→ **Material provided**:
>>>

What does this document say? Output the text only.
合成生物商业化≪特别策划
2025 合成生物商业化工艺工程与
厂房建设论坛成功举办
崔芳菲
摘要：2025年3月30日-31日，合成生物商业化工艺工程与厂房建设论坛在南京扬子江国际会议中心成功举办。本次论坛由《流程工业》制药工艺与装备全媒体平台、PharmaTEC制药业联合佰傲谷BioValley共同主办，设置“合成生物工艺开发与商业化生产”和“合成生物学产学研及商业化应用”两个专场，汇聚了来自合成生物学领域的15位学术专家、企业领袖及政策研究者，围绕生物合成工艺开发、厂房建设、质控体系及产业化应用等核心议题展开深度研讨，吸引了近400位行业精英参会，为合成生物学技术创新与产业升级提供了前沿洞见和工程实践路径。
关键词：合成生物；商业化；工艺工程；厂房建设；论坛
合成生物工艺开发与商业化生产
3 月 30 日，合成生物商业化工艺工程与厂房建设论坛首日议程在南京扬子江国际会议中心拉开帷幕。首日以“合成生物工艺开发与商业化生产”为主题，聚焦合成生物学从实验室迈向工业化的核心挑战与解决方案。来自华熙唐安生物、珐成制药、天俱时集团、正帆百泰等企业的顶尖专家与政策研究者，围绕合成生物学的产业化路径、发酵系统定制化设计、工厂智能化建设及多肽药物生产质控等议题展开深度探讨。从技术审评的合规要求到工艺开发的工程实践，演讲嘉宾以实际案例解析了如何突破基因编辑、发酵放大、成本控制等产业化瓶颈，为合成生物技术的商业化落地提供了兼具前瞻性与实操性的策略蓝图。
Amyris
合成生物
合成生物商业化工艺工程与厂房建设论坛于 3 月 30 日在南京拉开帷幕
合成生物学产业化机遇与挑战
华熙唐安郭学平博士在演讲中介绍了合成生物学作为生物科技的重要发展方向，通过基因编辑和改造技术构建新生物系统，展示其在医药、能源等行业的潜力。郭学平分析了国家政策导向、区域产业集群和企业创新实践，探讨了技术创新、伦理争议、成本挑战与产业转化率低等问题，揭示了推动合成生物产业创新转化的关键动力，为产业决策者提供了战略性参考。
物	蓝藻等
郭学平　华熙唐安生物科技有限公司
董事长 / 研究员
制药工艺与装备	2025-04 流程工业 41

<<<

→ **Short task**: Extract each line from the listing above, please, and repeat it exactly.

→ **Answer for the task**:
What does this document say? Output the text only.
合成生物商业化≪特别策划
2025 合成生物商业化工艺工程与
厂房建设论坛成功举办
崔芳菲
摘要：2025年3月30日-31日，合成生物商业化工艺工程与厂房建设论坛在南京扬子江国际会议中心成功举办。本次论坛由《流程工业》制药工艺与装备全媒体平台、PharmaTEC制药业联合佰傲谷BioValley共同主办，设置“合成生物工艺开发与商业化生产”和“合成生物学产学研及商业化应用”两个专场，汇聚了来自合成生物学领域的15位学术专家、企业领袖及政策研究者，围绕生物合成工艺开发、厂房建设、质控体系及产业化应用等核心议题展开深度研讨，吸引了近400位行业精英参会，为合成生物学技术创新与产业升级提供了前沿洞见和工程实践路径。
关键词：合成生物；商业化；工艺工程；厂房建设；论坛
合成生物工艺开发与商业化生产
3 月 30 日，合成生物商业化工艺工程与厂房建设论坛首日议程在南京扬子江国际会议中心拉开帷幕。首日以“合成生物工艺开发与商业化生产”为主题，聚焦合成生物学从实验室迈向工业化的核心挑战与解决方案。来自华熙唐安生物、珐成制药、天俱时集团、正帆百泰等企业的顶尖专家与政策研究者，围绕合成生物学的产业化路径、发酵系统定制化设计、工厂智能化建设及多肽药物生产质控等议题展开深度探讨。从技术审评的合规要求到工艺开发的工程实践，演讲嘉宾以实际案例解析了如何突破基因编辑、发酵放大、成本控制等产业化瓶颈，为合成生物技术的商业化落地提供了兼具前瞻性与实操性的策略蓝图。
Amyris
合成生物
合成生物商业化工艺工程与厂房建设论坛于 3 月 30 日在南京拉开帷幕
合成生物学产业化机遇与挑战
华熙唐安郭学平博士在演讲中介绍了合成生物学作为生物科技的重要发展方向，通过基因编辑和改造技术构建新生物系统，展示其在医药、能源等行业的潜力。郭学平分析了国家政策导向、区域产业集群和企业创新实践，探讨了技术创新、伦理争议、成本挑战与产业转化率低等问题，揭示了推动合成生物产业创新转化的关键动力，为产业决策者提供了战略性参考。
物	蓝藻等
郭学平　华熙唐安生物科技有限公司
董事长 / 研究员
制药工艺与装备	2025-04 流程工业 41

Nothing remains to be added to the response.